### Given exercise
Output every line of the entries from the line containing "Type out the text in this image." through the last, exactly, with no other content.

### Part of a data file
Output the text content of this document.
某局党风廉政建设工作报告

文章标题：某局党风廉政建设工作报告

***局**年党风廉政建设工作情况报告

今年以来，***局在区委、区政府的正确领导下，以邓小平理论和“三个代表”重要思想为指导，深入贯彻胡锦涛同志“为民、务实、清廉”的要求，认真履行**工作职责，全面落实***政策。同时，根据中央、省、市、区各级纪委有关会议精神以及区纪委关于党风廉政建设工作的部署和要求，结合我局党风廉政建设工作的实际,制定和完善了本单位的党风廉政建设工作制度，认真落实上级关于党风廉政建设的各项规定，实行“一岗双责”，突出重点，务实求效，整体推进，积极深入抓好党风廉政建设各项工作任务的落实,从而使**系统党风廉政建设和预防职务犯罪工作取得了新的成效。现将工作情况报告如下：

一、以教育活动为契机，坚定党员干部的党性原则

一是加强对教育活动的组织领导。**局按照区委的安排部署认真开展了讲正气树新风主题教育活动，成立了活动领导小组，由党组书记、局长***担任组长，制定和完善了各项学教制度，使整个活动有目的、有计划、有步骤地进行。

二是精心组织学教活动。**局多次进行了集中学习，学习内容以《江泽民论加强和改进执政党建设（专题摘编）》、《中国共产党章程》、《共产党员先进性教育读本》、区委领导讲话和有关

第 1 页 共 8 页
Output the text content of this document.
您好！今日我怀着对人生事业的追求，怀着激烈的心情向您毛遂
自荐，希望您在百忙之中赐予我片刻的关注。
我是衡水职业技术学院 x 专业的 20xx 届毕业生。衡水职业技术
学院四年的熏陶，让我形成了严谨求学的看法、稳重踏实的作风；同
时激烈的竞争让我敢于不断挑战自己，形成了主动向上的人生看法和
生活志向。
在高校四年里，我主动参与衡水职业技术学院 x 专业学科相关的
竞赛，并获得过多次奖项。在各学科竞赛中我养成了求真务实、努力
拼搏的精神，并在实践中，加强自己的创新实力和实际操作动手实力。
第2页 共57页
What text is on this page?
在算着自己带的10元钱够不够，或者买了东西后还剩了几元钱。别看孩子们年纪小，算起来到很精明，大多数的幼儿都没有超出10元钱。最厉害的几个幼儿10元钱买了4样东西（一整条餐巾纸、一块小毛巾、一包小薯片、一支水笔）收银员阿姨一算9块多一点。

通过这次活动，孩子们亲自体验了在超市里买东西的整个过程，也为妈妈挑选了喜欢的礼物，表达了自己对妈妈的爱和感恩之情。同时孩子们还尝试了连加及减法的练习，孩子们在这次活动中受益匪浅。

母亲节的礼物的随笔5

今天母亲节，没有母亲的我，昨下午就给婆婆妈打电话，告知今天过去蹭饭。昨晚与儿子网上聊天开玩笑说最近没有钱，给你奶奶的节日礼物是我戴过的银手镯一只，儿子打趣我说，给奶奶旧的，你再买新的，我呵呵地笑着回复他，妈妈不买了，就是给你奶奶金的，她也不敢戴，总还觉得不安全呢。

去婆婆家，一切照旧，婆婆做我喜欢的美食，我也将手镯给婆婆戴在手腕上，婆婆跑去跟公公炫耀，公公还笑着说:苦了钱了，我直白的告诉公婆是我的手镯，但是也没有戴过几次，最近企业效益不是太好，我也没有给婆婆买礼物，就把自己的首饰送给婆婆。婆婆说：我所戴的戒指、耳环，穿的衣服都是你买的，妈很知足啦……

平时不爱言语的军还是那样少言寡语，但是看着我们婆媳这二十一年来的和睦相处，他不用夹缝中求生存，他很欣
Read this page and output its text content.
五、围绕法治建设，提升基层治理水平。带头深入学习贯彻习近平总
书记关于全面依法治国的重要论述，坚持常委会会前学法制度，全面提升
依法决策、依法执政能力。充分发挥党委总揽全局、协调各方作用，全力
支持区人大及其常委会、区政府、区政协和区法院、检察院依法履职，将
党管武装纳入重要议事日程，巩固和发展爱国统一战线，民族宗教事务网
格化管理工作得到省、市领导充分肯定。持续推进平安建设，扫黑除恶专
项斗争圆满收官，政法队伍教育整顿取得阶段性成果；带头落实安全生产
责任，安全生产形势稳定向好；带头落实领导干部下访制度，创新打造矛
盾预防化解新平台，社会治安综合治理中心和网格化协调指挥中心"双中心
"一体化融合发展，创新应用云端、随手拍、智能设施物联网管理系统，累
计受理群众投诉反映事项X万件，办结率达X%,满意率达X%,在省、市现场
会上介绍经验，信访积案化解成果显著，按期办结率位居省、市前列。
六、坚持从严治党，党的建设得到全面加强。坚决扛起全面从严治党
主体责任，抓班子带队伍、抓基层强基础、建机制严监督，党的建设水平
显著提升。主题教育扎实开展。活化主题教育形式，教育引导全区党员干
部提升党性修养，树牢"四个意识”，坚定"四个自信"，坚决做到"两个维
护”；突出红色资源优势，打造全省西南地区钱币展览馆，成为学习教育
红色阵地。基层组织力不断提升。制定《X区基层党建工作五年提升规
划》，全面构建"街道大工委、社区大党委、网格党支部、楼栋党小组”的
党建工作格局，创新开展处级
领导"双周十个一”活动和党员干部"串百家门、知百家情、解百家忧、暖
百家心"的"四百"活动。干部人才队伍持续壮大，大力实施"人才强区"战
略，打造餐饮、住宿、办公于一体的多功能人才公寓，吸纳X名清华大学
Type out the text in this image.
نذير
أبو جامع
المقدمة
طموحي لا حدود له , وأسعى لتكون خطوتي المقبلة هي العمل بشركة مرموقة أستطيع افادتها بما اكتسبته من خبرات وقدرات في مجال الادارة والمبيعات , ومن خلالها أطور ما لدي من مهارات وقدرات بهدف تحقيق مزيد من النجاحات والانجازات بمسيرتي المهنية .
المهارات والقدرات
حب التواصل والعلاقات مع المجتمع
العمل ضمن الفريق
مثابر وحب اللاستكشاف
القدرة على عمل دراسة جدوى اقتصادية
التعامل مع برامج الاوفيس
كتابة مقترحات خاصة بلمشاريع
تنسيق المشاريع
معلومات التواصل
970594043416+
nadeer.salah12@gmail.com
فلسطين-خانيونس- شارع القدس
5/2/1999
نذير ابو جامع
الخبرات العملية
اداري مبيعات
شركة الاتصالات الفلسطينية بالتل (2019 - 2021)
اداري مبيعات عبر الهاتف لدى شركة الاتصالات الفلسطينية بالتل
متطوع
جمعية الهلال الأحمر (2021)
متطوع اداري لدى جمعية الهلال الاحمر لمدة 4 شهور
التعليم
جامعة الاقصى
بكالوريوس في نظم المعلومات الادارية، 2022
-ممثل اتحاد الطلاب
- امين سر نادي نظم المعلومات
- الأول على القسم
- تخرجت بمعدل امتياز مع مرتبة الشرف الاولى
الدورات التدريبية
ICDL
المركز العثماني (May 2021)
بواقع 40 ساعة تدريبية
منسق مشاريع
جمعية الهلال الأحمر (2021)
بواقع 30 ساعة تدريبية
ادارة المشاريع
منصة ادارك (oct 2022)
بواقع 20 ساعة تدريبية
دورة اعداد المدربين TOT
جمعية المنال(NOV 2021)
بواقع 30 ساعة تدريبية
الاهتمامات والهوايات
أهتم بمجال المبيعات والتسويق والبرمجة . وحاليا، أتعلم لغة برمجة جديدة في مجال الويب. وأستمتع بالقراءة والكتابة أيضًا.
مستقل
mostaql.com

### Result for this task
Type out the text in this image.
نذير
أبو جامع
المقدمة
طموحي لا حدود له , وأسعى لتكون خطوتي المقبلة هي العمل بشركة مرموقة أستطيع افادتها بما اكتسبته من خبرات وقدرات في مجال الادارة والمبيعات , ومن خلالها أطور ما لدي من مهارات وقدرات بهدف تحقيق مزيد من النجاحات والانجازات بمسيرتي المهنية .
المهارات والقدرات
حب التواصل والعلاقات مع المجتمع
العمل ضمن الفريق
مثابر وحب اللاستكشاف
القدرة على عمل دراسة جدوى اقتصادية
التعامل مع برامج الاوفيس
كتابة مقترحات خاصة بلمشاريع
تنسيق المشاريع
معلومات التواصل
970594043416+
nadeer.salah12@gmail.com
فلسطين-خانيونس- شارع القدس
5/2/1999
نذير ابو جامع
الخبرات العملية
اداري مبيعات
شركة الاتصالات الفلسطينية بالتل (2019 - 2021)
اداري مبيعات عبر الهاتف لدى شركة الاتصالات الفلسطينية بالتل
متطوع
جمعية الهلال الأحمر (2021)
متطوع اداري لدى جمعية الهلال الاحمر لمدة 4 شهور
التعليم
جامعة الاقصى
بكالوريوس في نظم المعلومات الادارية، 2022
-ممثل اتحاد الطلاب
- امين سر نادي نظم المعلومات
- الأول على القسم
- تخرجت بمعدل امتياز مع مرتبة الشرف الاولى
الدورات التدريبية
ICDL
المركز العثماني (May 2021)
بواقع 40 ساعة تدريبية
منسق مشاريع
جمعية الهلال الأحمر (2021)
بواقع 30 ساعة تدريبية
ادارة المشاريع
منصة ادارك (oct 2022)
بواقع 20 ساعة تدريبية
دورة اعداد المدربين TOT
جمعية المنال(NOV 2021)
بواقع 30 ساعة تدريبية
الاهتمامات والهوايات
أهتم بمجال المبيعات والتسويق والبرمجة . وحاليا، أتعلم لغة برمجة جديدة في مجال الويب. وأستمتع بالقراءة والكتابة أيضًا.
مستقل
mostaql.com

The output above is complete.